Exactly as written, print each record in the listing.

________________________________________

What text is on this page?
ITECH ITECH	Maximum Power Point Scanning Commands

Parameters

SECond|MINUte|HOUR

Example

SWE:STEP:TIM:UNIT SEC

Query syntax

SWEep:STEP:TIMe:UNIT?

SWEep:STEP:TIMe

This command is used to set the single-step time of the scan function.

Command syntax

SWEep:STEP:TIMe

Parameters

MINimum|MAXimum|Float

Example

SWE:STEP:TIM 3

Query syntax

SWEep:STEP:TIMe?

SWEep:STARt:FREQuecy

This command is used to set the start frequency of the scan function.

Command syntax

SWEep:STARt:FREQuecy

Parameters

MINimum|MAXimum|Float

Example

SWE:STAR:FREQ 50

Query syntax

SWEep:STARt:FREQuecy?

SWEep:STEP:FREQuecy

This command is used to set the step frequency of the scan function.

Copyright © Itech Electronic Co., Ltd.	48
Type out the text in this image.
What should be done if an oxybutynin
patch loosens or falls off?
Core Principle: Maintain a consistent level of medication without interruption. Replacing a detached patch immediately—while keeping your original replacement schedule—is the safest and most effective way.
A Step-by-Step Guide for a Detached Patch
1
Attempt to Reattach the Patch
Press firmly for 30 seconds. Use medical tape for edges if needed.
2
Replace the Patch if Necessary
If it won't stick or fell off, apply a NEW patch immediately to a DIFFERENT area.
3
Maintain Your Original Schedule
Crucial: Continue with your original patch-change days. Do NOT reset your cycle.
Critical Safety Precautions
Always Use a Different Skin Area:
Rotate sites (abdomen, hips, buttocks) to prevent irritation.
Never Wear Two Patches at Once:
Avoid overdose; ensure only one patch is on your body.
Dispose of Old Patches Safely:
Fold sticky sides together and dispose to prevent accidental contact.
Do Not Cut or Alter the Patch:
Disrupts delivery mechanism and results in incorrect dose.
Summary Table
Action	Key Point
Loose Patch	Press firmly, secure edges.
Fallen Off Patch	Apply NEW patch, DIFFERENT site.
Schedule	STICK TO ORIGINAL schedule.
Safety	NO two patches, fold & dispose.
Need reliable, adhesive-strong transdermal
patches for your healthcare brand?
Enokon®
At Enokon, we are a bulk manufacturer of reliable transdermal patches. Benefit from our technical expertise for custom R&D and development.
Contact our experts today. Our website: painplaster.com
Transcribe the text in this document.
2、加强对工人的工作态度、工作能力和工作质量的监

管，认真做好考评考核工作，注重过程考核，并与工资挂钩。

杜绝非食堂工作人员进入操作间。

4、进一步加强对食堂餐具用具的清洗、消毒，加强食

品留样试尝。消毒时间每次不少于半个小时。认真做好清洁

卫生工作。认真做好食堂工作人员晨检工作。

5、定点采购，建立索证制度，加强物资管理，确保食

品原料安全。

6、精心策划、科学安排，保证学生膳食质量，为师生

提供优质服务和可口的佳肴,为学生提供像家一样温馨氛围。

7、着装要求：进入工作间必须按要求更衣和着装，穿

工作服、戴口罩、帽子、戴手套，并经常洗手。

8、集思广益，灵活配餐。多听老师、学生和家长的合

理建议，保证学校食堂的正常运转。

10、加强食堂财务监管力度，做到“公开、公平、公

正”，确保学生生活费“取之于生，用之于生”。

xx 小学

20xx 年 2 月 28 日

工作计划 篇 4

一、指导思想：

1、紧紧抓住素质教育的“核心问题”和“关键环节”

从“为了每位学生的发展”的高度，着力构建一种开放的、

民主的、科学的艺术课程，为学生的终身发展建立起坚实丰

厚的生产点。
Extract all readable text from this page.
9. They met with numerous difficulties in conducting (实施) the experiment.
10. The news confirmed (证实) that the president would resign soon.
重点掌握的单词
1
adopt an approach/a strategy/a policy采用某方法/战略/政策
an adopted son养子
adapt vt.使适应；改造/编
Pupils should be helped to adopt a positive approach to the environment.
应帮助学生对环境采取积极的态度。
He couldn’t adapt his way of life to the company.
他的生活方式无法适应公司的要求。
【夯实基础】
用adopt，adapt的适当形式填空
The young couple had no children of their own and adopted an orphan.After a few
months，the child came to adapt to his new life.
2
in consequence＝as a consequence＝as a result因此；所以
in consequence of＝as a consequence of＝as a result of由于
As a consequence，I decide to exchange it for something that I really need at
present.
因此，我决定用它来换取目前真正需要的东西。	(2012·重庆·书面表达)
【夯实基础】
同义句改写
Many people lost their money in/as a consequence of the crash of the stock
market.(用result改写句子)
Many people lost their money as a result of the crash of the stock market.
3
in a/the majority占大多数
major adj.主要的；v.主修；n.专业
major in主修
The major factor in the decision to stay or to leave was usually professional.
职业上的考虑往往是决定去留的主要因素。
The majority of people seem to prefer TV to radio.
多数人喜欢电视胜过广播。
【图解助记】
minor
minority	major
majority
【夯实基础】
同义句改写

________________________________________

* _EXPECTED OUTPUT_
What text is on this page?
ITECH ITECH	Maximum Power Point Scanning Commands

Parameters

SECond|MINUte|HOUR

Example

SWE:STEP:TIM:UNIT SEC

Query syntax

SWEep:STEP:TIMe:UNIT?

SWEep:STEP:TIMe

This command is used to set the single-step time of the scan function.

Command syntax

SWEep:STEP:TIMe

Parameters

MINimum|MAXimum|Float

Example

SWE:STEP:TIM 3

Query syntax

SWEep:STEP:TIMe?

SWEep:STARt:FREQuecy

This command is used to set the start frequency of the scan function.

Command syntax

SWEep:STARt:FREQuecy

Parameters

MINimum|MAXimum|Float

Example

SWE:STAR:FREQ 50

Query syntax

SWEep:STARt:FREQuecy?

SWEep:STEP:FREQuecy

This command is used to set the step frequency of the scan function.

Copyright © Itech Electronic Co., Ltd.	48
Type out the text in this image.
What should be done if an oxybutynin
patch loosens or falls off?
Core Principle: Maintain a consistent level of medication without interruption. Replacing a detached patch immediately—while keeping your original replacement schedule—is the safest and most effective way.
A Step-by-Step Guide for a Detached Patch
1
Attempt to Reattach the Patch
Press firmly for 30 seconds. Use medical tape for edges if needed.
2
Replace the Patch if Necessary
If it won't stick or fell off, apply a NEW patch immediately to a DIFFERENT area.
3
Maintain Your Original Schedule
Crucial: Continue with your original patch-change days. Do NOT reset your cycle.
Critical Safety Precautions
Always Use a Different Skin Area:
Rotate sites (abdomen, hips, buttocks) to prevent irritation.
Never Wear Two Patches at Once:
Avoid overdose; ensure only one patch is on your body.
Dispose of Old Patches Safely:
Fold sticky sides together and dispose to prevent accidental contact.
Do Not Cut or Alter the Patch:
Disrupts delivery mechanism and results in incorrect dose.
Summary Table
Action	Key Point
Loose Patch	Press firmly, secure edges.
Fallen Off Patch	Apply NEW patch, DIFFERENT site.
Schedule	STICK TO ORIGINAL schedule.
Safety	NO two patches, fold & dispose.
Need reliable, adhesive-strong transdermal
patches for your healthcare brand?
Enokon®
At Enokon, we are a bulk manufacturer of reliable transdermal patches. Benefit from our technical expertise for custom R&D and development.
Contact our experts today. Our website: painplaster.com
Transcribe the text in this document.
2、加强对工人的工作态度、工作能力和工作质量的监

管，认真做好考评考核工作，注重过程考核，并与工资挂钩。

杜绝非食堂工作人员进入操作间。

4、进一步加强对食堂餐具用具的清洗、消毒，加强食

品留样试尝。消毒时间每次不少于半个小时。认真做好清洁

卫生工作。认真做好食堂工作人员晨检工作。

5、定点采购，建立索证制度，加强物资管理，确保食

品原料安全。

6、精心策划、科学安排，保证学生膳食质量，为师生

提供优质服务和可口的佳肴,为学生提供像家一样温馨氛围。

7、着装要求：进入工作间必须按要求更衣和着装，穿

工作服、戴口罩、帽子、戴手套，并经常洗手。

8、集思广益，灵活配餐。多听老师、学生和家长的合

理建议，保证学校食堂的正常运转。

10、加强食堂财务监管力度，做到“公开、公平、公

正”，确保学生生活费“取之于生，用之于生”。

xx 小学

20xx 年 2 月 28 日

工作计划 篇 4

一、指导思想：

1、紧紧抓住素质教育的“核心问题”和“关键环节”

从“为了每位学生的发展”的高度，着力构建一种开放的、

民主的、科学的艺术课程，为学生的终身发展建立起坚实丰

厚的生产点。
Extract all readable text from this page.
9. They met with numerous difficulties in conducting (实施) the experiment.
10. The news confirmed (证实) that the president would resign soon.
重点掌握的单词
1
adopt an approach/a strategy/a policy采用某方法/战略/政策
an adopted son养子
adapt vt.使适应；改造/编
Pupils should be helped to adopt a positive approach to the environment.
应帮助学生对环境采取积极的态度。
He couldn’t adapt his way of life to the company.
他的生活方式无法适应公司的要求。
【夯实基础】
用adopt，adapt的适当形式填空
The young couple had no children of their own and adopted an orphan.After a few
months，the child came to adapt to his new life.
2
in consequence＝as a consequence＝as a result因此；所以
in consequence of＝as a consequence of＝as a result of由于
As a consequence，I decide to exchange it for something that I really need at
present.
因此，我决定用它来换取目前真正需要的东西。	(2012·重庆·书面表达)
【夯实基础】
同义句改写
Many people lost their money in/as a consequence of the crash of the stock
market.(用result改写句子)
Many people lost their money as a result of the crash of the stock market.
3
in a/the majority占大多数
major adj.主要的；v.主修；n.专业
major in主修
The major factor in the decision to stay or to leave was usually professional.
职业上的考虑往往是决定去留的主要因素。
The majority of people seem to prefer TV to radio.
多数人喜欢电视胜过广播。
【图解助记】
minor
minority	major
majority
【夯实基础】
同义句改写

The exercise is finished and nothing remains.